Stored data entries
━━━━
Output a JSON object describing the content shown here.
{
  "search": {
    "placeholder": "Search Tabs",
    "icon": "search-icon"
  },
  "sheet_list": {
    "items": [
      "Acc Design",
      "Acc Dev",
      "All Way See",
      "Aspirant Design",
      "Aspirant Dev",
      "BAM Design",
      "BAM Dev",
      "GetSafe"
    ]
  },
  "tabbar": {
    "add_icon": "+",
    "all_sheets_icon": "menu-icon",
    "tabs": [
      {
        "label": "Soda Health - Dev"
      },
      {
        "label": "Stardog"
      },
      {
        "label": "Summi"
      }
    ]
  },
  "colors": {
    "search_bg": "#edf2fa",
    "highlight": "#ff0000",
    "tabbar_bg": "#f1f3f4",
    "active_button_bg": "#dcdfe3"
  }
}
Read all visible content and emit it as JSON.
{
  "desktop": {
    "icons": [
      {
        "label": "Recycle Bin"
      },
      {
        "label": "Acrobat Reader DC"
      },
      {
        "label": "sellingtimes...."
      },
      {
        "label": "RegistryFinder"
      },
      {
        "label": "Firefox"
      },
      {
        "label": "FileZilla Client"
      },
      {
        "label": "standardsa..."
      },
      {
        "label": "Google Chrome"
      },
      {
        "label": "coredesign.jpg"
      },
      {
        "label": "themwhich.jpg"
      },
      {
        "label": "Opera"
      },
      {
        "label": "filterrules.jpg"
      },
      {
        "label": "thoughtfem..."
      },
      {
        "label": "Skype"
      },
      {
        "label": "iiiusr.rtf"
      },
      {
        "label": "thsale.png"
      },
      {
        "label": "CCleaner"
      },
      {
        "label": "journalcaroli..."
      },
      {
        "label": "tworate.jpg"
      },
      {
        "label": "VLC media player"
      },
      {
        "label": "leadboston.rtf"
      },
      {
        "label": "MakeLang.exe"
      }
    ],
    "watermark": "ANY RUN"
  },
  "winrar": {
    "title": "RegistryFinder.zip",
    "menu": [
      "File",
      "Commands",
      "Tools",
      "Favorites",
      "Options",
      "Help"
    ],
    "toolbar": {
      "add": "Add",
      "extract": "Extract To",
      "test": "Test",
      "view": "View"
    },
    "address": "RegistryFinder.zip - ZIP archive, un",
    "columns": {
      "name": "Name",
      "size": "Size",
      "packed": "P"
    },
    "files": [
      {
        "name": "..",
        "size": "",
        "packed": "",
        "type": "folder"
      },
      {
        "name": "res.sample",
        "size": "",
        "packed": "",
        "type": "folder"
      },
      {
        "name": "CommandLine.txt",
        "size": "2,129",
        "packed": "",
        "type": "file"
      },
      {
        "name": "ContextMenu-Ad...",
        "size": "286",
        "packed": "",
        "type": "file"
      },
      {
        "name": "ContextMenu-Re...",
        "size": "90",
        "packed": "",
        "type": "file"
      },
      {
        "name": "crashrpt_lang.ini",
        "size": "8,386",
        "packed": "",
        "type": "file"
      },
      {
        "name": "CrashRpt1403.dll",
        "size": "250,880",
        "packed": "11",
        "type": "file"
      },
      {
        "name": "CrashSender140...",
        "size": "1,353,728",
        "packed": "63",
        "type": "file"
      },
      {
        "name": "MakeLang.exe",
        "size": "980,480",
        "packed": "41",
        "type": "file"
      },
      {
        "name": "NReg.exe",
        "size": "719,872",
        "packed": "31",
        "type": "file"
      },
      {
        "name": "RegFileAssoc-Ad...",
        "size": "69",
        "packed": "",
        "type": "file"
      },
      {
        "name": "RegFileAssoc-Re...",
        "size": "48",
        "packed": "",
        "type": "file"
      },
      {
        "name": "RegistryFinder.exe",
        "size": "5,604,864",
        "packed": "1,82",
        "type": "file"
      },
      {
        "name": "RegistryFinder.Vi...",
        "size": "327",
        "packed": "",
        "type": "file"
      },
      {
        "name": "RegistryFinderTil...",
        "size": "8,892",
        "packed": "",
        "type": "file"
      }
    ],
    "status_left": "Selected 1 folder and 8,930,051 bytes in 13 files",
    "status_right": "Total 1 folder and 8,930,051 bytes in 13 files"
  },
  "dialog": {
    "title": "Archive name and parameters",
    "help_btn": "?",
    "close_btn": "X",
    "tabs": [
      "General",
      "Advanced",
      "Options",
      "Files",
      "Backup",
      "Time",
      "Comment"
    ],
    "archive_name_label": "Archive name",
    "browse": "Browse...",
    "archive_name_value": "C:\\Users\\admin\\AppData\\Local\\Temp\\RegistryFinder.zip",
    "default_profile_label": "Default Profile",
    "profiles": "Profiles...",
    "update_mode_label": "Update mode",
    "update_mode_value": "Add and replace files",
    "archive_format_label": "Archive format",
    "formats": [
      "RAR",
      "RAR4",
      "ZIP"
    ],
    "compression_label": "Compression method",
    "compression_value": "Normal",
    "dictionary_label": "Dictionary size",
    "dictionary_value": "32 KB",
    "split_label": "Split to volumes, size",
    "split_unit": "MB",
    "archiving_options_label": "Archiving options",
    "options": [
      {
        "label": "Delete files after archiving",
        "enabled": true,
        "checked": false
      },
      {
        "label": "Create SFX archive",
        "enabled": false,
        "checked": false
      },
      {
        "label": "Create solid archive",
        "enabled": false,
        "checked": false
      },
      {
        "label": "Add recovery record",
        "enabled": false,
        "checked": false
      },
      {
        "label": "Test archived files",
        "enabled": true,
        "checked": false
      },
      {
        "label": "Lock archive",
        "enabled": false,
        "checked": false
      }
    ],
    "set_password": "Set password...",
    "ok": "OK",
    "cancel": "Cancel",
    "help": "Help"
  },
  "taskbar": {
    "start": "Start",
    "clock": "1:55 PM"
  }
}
━━━━
» **Task**:
Reproduce each line from the records that contains the word "MakeLang".

» **The solution**:
        "label": "MakeLang.exe"
        "name": "MakeLang.exe",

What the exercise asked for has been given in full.